■ TASK DIRECTIONS
Work out the number of lines in the listing that include the string "строки". Reply with that number alone.

(Records from a collection)
****************

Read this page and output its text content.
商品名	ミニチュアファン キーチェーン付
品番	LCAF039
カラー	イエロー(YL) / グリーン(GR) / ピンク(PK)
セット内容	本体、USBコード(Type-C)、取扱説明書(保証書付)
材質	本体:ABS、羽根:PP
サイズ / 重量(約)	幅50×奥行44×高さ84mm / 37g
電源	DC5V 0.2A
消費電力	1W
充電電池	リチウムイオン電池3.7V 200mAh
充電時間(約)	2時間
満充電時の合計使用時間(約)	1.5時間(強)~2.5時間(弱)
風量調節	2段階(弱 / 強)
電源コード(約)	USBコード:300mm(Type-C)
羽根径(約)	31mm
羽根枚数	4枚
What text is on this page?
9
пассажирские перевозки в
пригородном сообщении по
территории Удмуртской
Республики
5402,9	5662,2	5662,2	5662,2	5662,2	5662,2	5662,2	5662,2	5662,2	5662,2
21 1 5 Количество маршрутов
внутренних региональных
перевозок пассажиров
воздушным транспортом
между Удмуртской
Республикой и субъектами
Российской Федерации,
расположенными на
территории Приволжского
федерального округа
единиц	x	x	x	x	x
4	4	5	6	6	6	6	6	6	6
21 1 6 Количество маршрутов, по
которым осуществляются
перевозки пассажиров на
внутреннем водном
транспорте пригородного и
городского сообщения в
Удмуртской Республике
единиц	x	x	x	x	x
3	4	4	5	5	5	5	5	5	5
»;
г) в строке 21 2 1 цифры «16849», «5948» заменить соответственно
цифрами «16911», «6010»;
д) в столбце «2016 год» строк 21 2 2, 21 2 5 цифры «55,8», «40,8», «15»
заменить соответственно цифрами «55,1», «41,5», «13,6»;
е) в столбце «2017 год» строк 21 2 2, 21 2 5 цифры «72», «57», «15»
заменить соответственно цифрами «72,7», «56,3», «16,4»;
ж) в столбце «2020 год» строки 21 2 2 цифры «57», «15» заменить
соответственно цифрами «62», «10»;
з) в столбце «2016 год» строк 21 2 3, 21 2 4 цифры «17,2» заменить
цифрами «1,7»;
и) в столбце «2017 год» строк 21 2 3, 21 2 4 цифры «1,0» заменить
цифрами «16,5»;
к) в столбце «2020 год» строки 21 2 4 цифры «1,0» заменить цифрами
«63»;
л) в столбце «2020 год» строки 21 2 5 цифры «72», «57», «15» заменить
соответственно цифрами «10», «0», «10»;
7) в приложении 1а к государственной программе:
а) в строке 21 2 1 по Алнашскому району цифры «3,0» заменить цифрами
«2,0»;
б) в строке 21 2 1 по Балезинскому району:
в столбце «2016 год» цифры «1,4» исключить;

****************

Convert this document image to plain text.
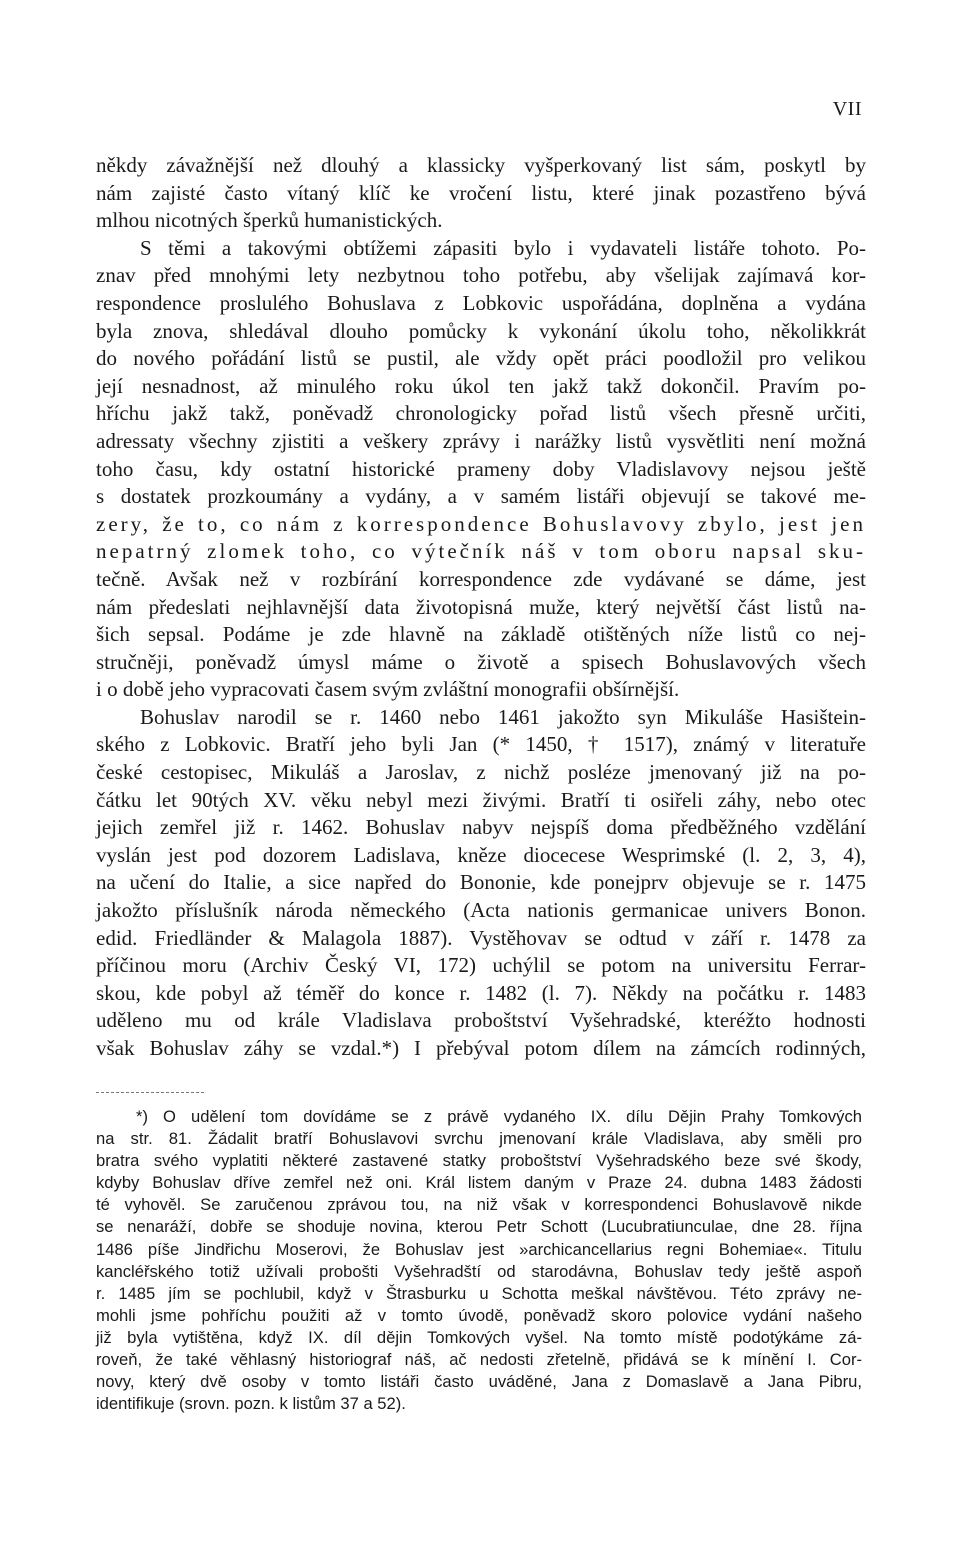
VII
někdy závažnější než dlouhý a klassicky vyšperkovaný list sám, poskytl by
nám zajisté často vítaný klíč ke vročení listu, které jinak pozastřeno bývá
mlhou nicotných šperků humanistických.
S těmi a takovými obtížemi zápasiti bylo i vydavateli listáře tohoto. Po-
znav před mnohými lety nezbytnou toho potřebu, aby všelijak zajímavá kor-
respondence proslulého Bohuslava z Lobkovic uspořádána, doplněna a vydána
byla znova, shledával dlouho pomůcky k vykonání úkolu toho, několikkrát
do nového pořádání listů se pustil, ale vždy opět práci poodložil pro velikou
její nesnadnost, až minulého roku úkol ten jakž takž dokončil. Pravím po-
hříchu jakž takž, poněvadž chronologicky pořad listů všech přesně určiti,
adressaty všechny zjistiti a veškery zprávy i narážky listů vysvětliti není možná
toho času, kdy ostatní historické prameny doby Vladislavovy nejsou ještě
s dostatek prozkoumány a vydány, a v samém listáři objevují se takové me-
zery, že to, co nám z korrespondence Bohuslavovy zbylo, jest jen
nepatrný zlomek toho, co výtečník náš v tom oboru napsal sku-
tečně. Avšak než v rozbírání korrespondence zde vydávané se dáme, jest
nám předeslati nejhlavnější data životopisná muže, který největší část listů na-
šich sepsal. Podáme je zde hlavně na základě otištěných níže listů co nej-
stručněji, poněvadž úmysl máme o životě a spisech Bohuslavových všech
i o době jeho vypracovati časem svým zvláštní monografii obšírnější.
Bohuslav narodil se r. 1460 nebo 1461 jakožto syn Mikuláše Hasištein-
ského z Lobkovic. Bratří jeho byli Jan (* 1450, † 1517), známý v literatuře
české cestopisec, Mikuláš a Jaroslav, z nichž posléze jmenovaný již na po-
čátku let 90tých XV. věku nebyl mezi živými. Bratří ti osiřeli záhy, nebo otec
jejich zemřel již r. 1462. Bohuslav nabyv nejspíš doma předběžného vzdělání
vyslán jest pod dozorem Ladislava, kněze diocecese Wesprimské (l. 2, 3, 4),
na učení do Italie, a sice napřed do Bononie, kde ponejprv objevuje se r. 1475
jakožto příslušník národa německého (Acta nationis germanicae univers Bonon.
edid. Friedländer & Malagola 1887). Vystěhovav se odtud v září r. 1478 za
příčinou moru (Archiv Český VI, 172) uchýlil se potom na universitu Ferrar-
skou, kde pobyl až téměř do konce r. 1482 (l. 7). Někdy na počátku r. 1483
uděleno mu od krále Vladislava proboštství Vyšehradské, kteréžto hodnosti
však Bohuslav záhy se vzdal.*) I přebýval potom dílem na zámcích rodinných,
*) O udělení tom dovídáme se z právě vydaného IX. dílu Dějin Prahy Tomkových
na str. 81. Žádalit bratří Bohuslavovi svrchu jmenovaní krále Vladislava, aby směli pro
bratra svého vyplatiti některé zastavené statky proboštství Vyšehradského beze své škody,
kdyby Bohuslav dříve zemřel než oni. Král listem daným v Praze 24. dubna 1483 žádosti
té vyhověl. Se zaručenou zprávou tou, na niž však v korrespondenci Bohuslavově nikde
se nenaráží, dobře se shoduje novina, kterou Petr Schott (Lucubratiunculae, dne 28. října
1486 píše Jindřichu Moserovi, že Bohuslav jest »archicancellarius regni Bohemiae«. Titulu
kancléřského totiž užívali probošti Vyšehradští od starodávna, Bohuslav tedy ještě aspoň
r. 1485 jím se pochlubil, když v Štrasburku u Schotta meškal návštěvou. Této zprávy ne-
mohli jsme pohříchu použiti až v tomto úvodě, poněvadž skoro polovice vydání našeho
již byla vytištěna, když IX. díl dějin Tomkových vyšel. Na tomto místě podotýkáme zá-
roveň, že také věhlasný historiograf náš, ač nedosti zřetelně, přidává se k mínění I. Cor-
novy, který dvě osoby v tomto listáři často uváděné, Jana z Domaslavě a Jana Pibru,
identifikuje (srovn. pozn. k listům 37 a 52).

****************

■ OUTPUT FOR THIS TASK
3